**EXTRACT**

— begin —

Jodi Burton alleges that Barbara Nielsen witnessed one or more acts of sexual abuse by Nielsen during a two-year period and did nothing to stop it.Burton, who insists her name be used, also alleges that Gregg Nielsen's assaults caused her physical and emotional injury and damaged her reputation and self-esteem.
The Nielsens' attorney, John T. Nielsen, said the Nielsens will soon respond in detail to the lawsuit filed in 2nd District Court.
He said Barbara Nielsen denies she had any knowledge of her husband's contact with the victim. The attorney is not related to the couple.
Last year, 2nd District Judge Stanton Taylor sentenced Nielsen to one year in jail on three counts of second-degree felony sexual abuse of a child and two counts of attempted sexual abuse of a child, a third-degree felony.

— end —

**PROVIDED INFORMATION**

— begin —

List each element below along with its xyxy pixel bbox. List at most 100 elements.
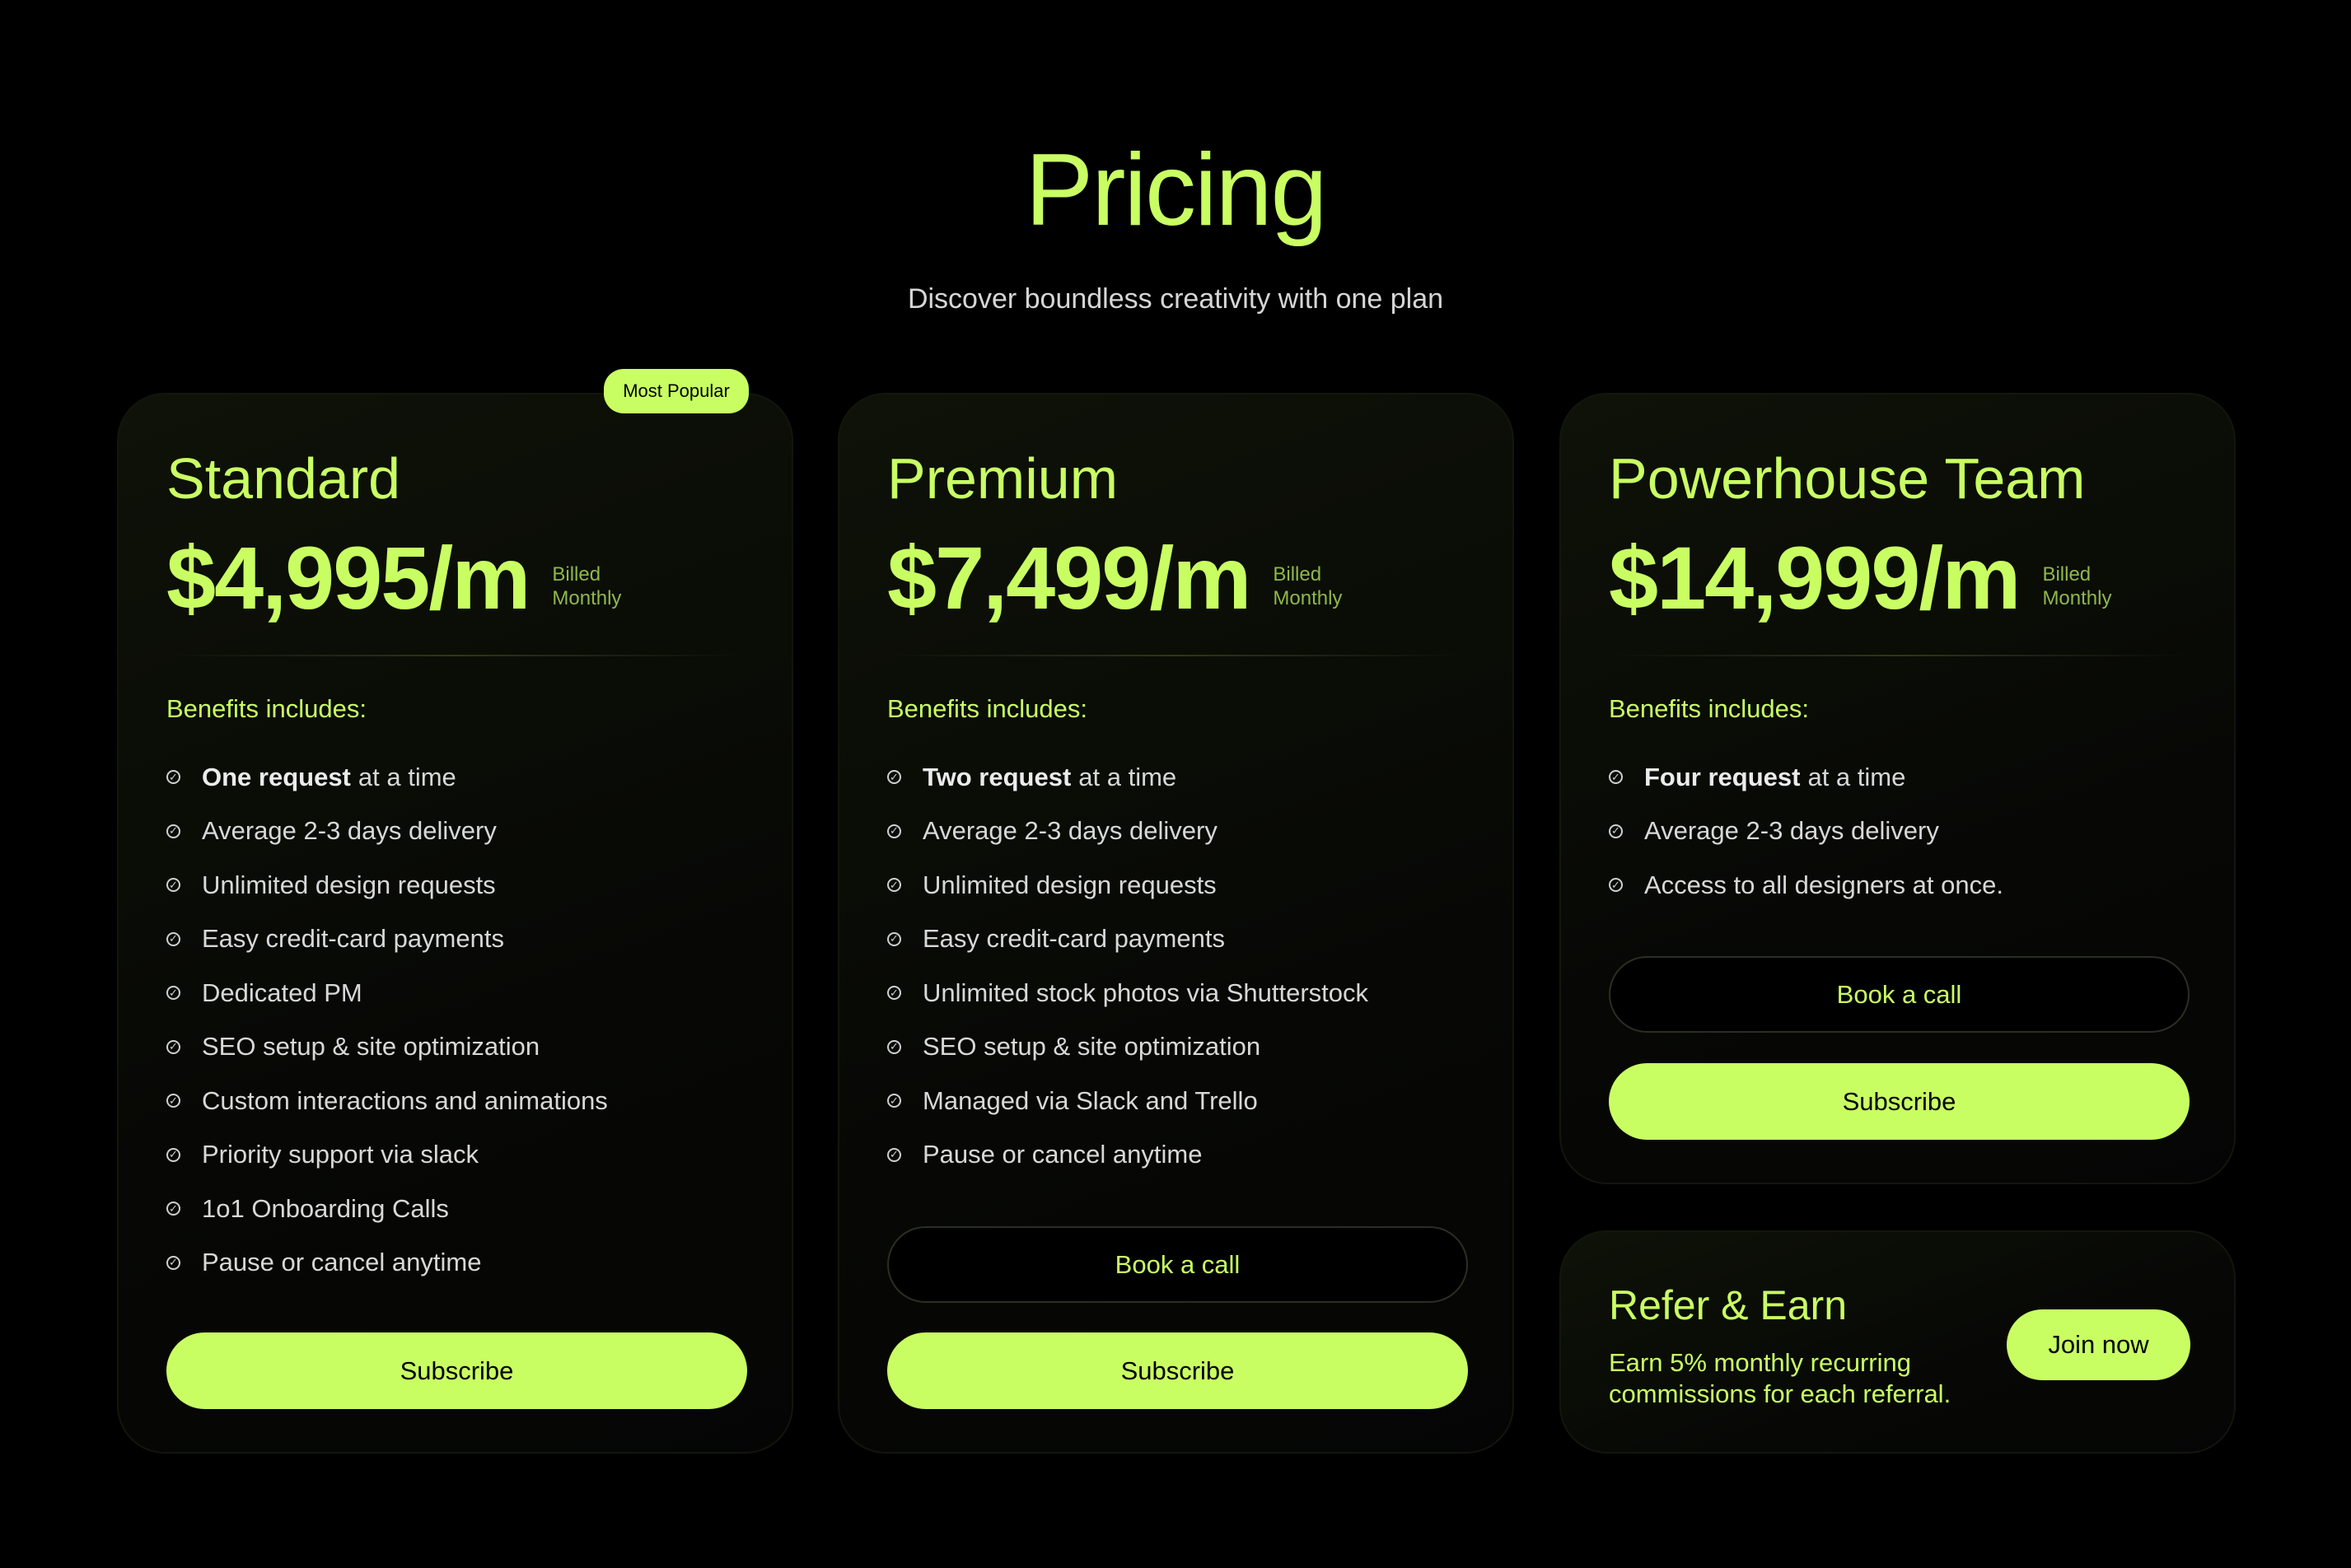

— end —
— begin —

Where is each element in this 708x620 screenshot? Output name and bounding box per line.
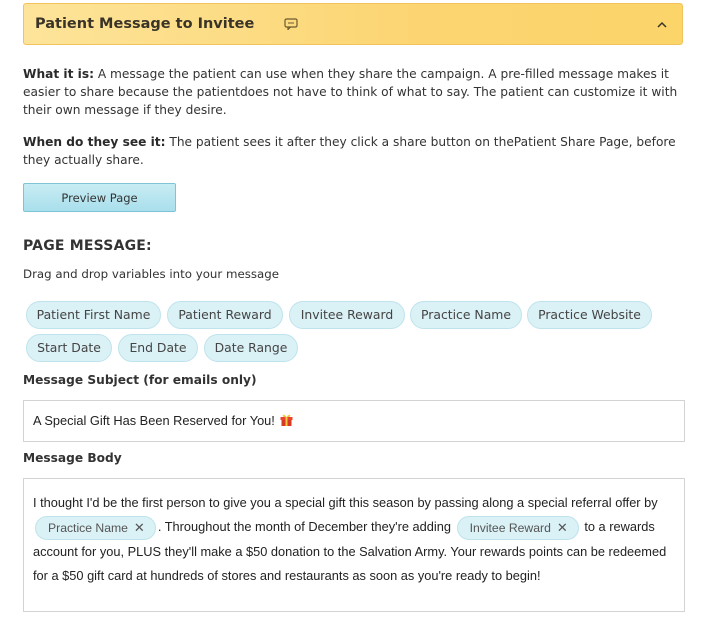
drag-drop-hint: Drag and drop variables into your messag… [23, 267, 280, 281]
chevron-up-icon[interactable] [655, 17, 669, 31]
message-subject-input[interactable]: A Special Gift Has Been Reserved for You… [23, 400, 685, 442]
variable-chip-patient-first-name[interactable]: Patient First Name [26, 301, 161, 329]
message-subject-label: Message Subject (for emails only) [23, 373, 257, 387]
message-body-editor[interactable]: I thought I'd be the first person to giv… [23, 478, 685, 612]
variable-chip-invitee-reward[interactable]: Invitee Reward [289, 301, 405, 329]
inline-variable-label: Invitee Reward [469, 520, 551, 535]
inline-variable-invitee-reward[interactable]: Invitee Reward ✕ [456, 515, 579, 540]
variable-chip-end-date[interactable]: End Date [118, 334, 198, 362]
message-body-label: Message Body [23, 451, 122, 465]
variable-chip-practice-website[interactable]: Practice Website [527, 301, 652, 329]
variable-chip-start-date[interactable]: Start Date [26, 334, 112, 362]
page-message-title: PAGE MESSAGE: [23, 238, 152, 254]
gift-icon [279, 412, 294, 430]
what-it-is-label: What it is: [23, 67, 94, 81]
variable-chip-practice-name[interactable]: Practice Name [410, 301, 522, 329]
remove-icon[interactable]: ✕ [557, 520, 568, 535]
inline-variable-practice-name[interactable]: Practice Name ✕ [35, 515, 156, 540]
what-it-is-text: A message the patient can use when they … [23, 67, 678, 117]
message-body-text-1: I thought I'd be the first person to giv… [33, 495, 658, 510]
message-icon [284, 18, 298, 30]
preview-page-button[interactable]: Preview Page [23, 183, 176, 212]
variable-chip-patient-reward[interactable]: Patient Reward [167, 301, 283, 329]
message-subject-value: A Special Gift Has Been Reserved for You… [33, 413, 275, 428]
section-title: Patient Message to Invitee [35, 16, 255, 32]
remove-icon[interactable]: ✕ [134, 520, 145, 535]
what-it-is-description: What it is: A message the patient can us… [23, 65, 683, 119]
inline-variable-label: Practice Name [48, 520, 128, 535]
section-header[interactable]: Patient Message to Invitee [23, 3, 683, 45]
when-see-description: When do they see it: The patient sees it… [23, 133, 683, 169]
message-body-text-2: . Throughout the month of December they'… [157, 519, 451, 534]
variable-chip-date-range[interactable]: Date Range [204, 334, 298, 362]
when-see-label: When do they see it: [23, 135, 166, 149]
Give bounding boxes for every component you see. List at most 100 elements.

— end —

**WRITTEN TASK 1**
Return the lawsuit report, everything from "Jodi Burton alleges" down to "reputation and self-esteem.", word for word.
**WRITTEN TASK 2**
Carry the lawsuit report further from its final sentence.

**EXERCISE ANSWER 1**
Jodi Burton alleges that Barbara Nielsen witnessed one or more acts of sexual abuse by Nielsen during a two-year period and did nothing to stop it.Burton, who insists her name be used, also alleges that Gregg Nielsen's assaults caused her physical and emotional injury and damaged her reputation and self-esteem.

**EXERCISE ANSWER 2**
The offenses carry a maximum sentence of up to 15 years in prison, but Nielsen was permitted release time to run his dental practice and perform community volunteer work.
After his conviction, the Utah Division of Occupational and Professional Licensing placed Nielsen on five years' probation. But the Utah Attorney General's Office, seeking to revoke his license, asked the division to review its ruling.
A hearing is planned March 31.
In October, Taylor allowed Nielsen to complete his sentence at the Ogden Community Correction Center, a halfway house.
At sentencing, prosecutor Gary Heward said the charges resulted from more than 100 incidents of illicit contact that stopped short of sexual intercourse. Heward and Adult Probation and Parole officers recommended that Nielsen be sent to prison, but Taylor opted for the jail sentence.
Many expressed anger over what they perceived as a lenient sentence.
Burton's attorney, W. Brent Wilcox, said the woman still is having problems because Nielsen was someone she had trusted as a child.
The Burtons lived next door to the dentist and Nielsen hired the young girl to work in his office.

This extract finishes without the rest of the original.